• _Task prompt_
Reproduce every entry exactly as shown.
Begin Entries shown
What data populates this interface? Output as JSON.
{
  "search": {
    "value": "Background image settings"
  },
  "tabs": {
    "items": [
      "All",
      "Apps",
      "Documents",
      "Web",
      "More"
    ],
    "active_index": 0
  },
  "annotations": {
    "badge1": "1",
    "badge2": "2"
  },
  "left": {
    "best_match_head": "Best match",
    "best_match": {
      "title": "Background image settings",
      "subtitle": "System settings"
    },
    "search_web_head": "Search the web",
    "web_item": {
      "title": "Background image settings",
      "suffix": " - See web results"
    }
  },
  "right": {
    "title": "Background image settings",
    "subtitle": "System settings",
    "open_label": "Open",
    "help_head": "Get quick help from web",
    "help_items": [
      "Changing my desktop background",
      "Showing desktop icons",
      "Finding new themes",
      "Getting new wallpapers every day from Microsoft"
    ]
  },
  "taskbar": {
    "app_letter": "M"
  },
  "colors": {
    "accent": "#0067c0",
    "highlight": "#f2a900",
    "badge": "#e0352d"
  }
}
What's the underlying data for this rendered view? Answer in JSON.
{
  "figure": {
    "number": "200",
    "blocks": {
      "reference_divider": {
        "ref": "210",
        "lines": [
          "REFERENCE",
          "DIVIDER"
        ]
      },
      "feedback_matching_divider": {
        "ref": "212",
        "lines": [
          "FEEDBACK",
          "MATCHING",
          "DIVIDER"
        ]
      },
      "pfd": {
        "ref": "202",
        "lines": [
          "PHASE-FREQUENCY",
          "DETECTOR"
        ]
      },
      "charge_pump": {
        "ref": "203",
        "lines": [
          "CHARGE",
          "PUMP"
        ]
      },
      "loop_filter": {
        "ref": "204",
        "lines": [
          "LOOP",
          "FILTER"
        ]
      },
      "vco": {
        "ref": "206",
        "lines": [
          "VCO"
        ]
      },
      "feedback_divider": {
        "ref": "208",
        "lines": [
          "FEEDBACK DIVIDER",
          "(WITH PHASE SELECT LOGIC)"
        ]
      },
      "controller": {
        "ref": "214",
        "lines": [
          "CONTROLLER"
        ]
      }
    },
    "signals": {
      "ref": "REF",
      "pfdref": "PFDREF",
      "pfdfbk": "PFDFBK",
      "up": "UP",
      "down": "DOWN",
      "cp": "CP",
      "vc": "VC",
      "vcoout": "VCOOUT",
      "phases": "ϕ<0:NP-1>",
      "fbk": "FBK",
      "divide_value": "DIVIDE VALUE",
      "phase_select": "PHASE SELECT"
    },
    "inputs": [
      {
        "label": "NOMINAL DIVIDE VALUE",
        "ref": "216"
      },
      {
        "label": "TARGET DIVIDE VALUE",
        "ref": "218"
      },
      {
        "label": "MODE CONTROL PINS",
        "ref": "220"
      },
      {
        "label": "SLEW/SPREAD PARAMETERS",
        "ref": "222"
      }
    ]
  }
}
End Entries shown
• _Solution_
What data populates this interface? Output as JSON.
{
  "search": {
    "value": "Background image settings"
  },
  "tabs": {
    "items": [
      "All",
      "Apps",
      "Documents",
      "Web",
      "More"
    ],
    "active_index": 0
  },
  "annotations": {
    "badge1": "1",
    "badge2": "2"
  },
  "left": {
    "best_match_head": "Best match",
    "best_match": {
      "title": "Background image settings",
      "subtitle": "System settings"
    },
    "search_web_head": "Search the web",
    "web_item": {
      "title": "Background image settings",
      "suffix": " - See web results"
    }
  },
  "right": {
    "title": "Background image settings",
    "subtitle": "System settings",
    "open_label": "Open",
    "help_head": "Get quick help from web",
    "help_items": [
      "Changing my desktop background",
      "Showing desktop icons",
      "Finding new themes",
      "Getting new wallpapers every day from Microsoft"
    ]
  },
  "taskbar": {
    "app_letter": "M"
  },
  "colors": {
    "accent": "#0067c0",
    "highlight": "#f2a900",
    "badge": "#e0352d"
  }
}
What's the underlying data for this rendered view? Answer in JSON.
{
  "figure": {
    "number": "200",
    "blocks": {
      "reference_divider": {
        "ref": "210",
        "lines": [
          "REFERENCE",
          "DIVIDER"
        ]
      },
      "feedback_matching_divider": {
        "ref": "212",
        "lines": [
          "FEEDBACK",
          "MATCHING",
          "DIVIDER"
        ]
      },
      "pfd": {
        "ref": "202",
        "lines": [
          "PHASE-FREQUENCY",
          "DETECTOR"
        ]
      },
      "charge_pump": {
        "ref": "203",
        "lines": [
          "CHARGE",
          "PUMP"
        ]
      },
      "loop_filter": {
        "ref": "204",
        "lines": [
          "LOOP",
          "FILTER"
        ]
      },
      "vco": {
        "ref": "206",
        "lines": [
          "VCO"
        ]
      },
      "feedback_divider": {
        "ref": "208",
        "lines": [
          "FEEDBACK DIVIDER",
          "(WITH PHASE SELECT LOGIC)"
        ]
      },
      "controller": {
        "ref": "214",
        "lines": [
          "CONTROLLER"
        ]
      }
    },
    "signals": {
      "ref": "REF",
      "pfdref": "PFDREF",
      "pfdfbk": "PFDFBK",
      "up": "UP",
      "down": "DOWN",
      "cp": "CP",
      "vc": "VC",
      "vcoout": "VCOOUT",
      "phases": "ϕ<0:NP-1>",
      "fbk": "FBK",
      "divide_value": "DIVIDE VALUE",
      "phase_select": "PHASE SELECT"
    },
    "inputs": [
      {
        "label": "NOMINAL DIVIDE VALUE",
        "ref": "216"
      },
      {
        "label": "TARGET DIVIDE VALUE",
        "ref": "218"
      },
      {
        "label": "MODE CONTROL PINS",
        "ref": "220"
      },
      {
        "label": "SLEW/SPREAD PARAMETERS",
        "ref": "222"
      }
    ]
  }
}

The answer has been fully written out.